#### EXERCISE BRIEF:
Without the pictures, copy the entries below word for word.

[Dataset records]
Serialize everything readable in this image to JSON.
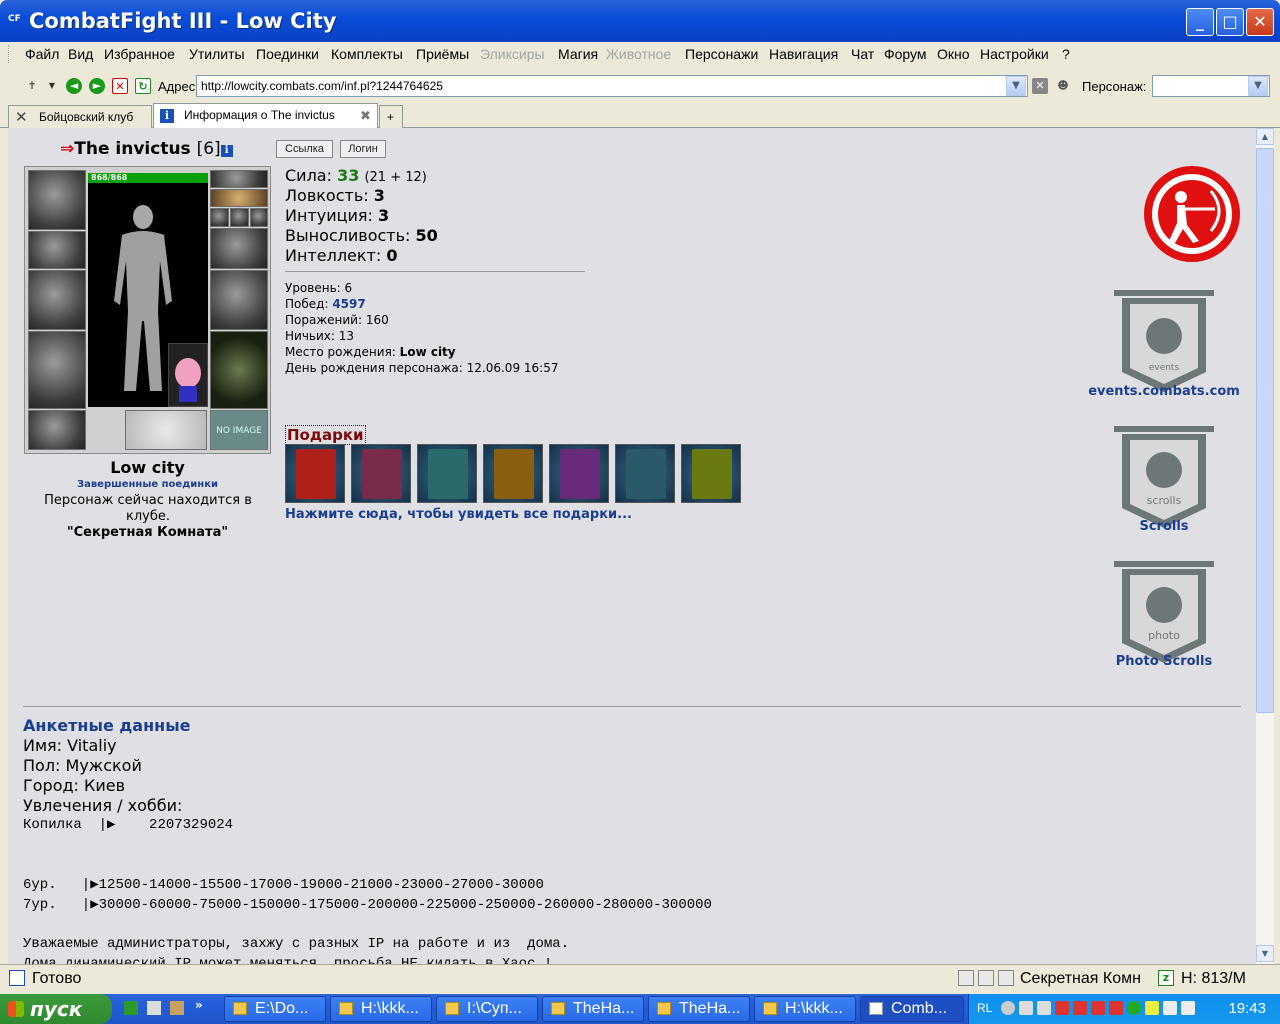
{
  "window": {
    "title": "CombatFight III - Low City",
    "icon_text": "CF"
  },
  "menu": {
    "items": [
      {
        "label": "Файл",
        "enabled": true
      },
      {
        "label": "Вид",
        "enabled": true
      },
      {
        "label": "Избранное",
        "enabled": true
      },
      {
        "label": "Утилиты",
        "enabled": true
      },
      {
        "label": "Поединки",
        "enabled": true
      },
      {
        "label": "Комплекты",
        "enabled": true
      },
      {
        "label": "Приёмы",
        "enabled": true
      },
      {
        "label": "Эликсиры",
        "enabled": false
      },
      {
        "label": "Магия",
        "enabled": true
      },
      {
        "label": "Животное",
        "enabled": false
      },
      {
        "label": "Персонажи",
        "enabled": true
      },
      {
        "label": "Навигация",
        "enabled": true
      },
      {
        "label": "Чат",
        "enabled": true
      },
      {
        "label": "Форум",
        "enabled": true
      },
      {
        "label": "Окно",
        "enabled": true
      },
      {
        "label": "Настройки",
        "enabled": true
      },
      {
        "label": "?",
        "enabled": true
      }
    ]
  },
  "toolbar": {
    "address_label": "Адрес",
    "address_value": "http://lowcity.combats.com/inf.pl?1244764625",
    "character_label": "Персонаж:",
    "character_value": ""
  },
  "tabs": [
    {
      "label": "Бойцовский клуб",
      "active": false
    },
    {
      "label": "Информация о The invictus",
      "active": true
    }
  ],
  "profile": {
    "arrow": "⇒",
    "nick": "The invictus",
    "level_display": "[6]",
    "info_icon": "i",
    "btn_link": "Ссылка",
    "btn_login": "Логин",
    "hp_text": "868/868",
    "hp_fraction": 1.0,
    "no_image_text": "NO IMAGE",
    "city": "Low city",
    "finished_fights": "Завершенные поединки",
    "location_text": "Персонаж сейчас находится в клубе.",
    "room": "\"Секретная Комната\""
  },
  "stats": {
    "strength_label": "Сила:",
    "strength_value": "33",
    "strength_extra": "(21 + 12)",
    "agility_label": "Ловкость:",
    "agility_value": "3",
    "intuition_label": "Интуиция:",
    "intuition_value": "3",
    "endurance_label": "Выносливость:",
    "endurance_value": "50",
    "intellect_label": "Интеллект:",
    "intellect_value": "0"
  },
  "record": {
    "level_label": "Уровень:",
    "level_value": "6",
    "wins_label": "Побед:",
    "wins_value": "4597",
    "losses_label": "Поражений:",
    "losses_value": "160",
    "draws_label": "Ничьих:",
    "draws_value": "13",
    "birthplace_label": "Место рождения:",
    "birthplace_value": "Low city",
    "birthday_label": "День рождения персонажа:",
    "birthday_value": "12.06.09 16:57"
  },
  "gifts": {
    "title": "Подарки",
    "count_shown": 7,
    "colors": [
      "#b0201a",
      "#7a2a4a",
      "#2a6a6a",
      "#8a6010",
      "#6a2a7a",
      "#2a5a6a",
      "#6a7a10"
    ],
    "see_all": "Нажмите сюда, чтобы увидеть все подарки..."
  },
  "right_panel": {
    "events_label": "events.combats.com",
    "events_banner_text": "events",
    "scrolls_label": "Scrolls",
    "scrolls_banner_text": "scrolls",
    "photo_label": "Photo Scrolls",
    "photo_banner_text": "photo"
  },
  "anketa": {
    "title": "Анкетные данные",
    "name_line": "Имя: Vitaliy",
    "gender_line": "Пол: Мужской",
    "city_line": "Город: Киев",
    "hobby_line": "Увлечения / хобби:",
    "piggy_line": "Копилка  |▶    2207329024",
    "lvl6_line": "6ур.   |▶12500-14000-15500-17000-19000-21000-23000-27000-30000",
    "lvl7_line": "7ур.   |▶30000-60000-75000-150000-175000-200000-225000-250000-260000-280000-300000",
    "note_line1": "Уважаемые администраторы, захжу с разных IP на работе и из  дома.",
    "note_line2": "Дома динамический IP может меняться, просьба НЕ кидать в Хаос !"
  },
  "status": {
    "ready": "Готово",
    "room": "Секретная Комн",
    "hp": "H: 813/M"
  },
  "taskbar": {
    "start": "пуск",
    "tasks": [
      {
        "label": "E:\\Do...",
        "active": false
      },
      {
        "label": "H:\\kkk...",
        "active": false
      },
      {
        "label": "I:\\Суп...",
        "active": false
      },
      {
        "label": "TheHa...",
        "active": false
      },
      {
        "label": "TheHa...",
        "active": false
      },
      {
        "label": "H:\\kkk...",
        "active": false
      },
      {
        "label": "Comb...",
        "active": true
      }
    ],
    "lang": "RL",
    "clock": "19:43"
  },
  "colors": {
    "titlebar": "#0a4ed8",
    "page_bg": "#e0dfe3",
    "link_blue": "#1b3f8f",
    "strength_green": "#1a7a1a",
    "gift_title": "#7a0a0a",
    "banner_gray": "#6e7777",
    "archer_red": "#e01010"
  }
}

#### RESULT OF THIS TASK:
Serialize everything readable in this image to JSON.
{
  "window": {
    "title": "CombatFight III - Low City",
    "icon_text": "CF"
  },
  "menu": {
    "items": [
      {
        "label": "Файл",
        "enabled": true
      },
      {
        "label": "Вид",
        "enabled": true
      },
      {
        "label": "Избранное",
        "enabled": true
      },
      {
        "label": "Утилиты",
        "enabled": true
      },
      {
        "label": "Поединки",
        "enabled": true
      },
      {
        "label": "Комплекты",
        "enabled": true
      },
      {
        "label": "Приёмы",
        "enabled": true
      },
      {
        "label": "Эликсиры",
        "enabled": false
      },
      {
        "label": "Магия",
        "enabled": true
      },
      {
        "label": "Животное",
        "enabled": false
      },
      {
        "label": "Персонажи",
        "enabled": true
      },
      {
        "label": "Навигация",
        "enabled": true
      },
      {
        "label": "Чат",
        "enabled": true
      },
      {
        "label": "Форум",
        "enabled": true
      },
      {
        "label": "Окно",
        "enabled": true
      },
      {
        "label": "Настройки",
        "enabled": true
      },
      {
        "label": "?",
        "enabled": true
      }
    ]
  },
  "toolbar": {
    "address_label": "Адрес",
    "address_value": "http://lowcity.combats.com/inf.pl?1244764625",
    "character_label": "Персонаж:",
    "character_value": ""
  },
  "tabs": [
    {
      "label": "Бойцовский клуб",
      "active": false
    },
    {
      "label": "Информация о The invictus",
      "active": true
    }
  ],
  "profile": {
    "arrow": "⇒",
    "nick": "The invictus",
    "level_display": "[6]",
    "info_icon": "i",
    "btn_link": "Ссылка",
    "btn_login": "Логин",
    "hp_text": "868/868",
    "hp_fraction": 1.0,
    "no_image_text": "NO IMAGE",
    "city": "Low city",
    "finished_fights": "Завершенные поединки",
    "location_text": "Персонаж сейчас находится в клубе.",
    "room": "\"Секретная Комната\""
  },
  "stats": {
    "strength_label": "Сила:",
    "strength_value": "33",
    "strength_extra": "(21 + 12)",
    "agility_label": "Ловкость:",
    "agility_value": "3",
    "intuition_label": "Интуиция:",
    "intuition_value": "3",
    "endurance_label": "Выносливость:",
    "endurance_value": "50",
    "intellect_label": "Интеллект:",
    "intellect_value": "0"
  },
  "record": {
    "level_label": "Уровень:",
    "level_value": "6",
    "wins_label": "Побед:",
    "wins_value": "4597",
    "losses_label": "Поражений:",
    "losses_value": "160",
    "draws_label": "Ничьих:",
    "draws_value": "13",
    "birthplace_label": "Место рождения:",
    "birthplace_value": "Low city",
    "birthday_label": "День рождения персонажа:",
    "birthday_value": "12.06.09 16:57"
  },
  "gifts": {
    "title": "Подарки",
    "count_shown": 7,
    "colors": [
      "#b0201a",
      "#7a2a4a",
      "#2a6a6a",
      "#8a6010",
      "#6a2a7a",
      "#2a5a6a",
      "#6a7a10"
    ],
    "see_all": "Нажмите сюда, чтобы увидеть все подарки..."
  },
  "right_panel": {
    "events_label": "events.combats.com",
    "events_banner_text": "events",
    "scrolls_label": "Scrolls",
    "scrolls_banner_text": "scrolls",
    "photo_label": "Photo Scrolls",
    "photo_banner_text": "photo"
  },
  "anketa": {
    "title": "Анкетные данные",
    "name_line": "Имя: Vitaliy",
    "gender_line": "Пол: Мужской",
    "city_line": "Город: Киев",
    "hobby_line": "Увлечения / хобби:",
    "piggy_line": "Копилка  |▶    2207329024",
    "lvl6_line": "6ур.   |▶12500-14000-15500-17000-19000-21000-23000-27000-30000",
    "lvl7_line": "7ур.   |▶30000-60000-75000-150000-175000-200000-225000-250000-260000-280000-300000",
    "note_line1": "Уважаемые администраторы, захжу с разных IP на работе и из  дома.",
    "note_line2": "Дома динамический IP может меняться, просьба НЕ кидать в Хаос !"
  },
  "status": {
    "ready": "Готово",
    "room": "Секретная Комн",
    "hp": "H: 813/M"
  },
  "taskbar": {
    "start": "пуск",
    "tasks": [
      {
        "label": "E:\\Do...",
        "active": false
      },
      {
        "label": "H:\\kkk...",
        "active": false
      },
      {
        "label": "I:\\Суп...",
        "active": false
      },
      {
        "label": "TheHa...",
        "active": false
      },
      {
        "label": "TheHa...",
        "active": false
      },
      {
        "label": "H:\\kkk...",
        "active": false
      },
      {
        "label": "Comb...",
        "active": true
      }
    ],
    "lang": "RL",
    "clock": "19:43"
  },
  "colors": {
    "titlebar": "#0a4ed8",
    "page_bg": "#e0dfe3",
    "link_blue": "#1b3f8f",
    "strength_green": "#1a7a1a",
    "gift_title": "#7a0a0a",
    "banner_gray": "#6e7777",
    "archer_red": "#e01010"
  }
}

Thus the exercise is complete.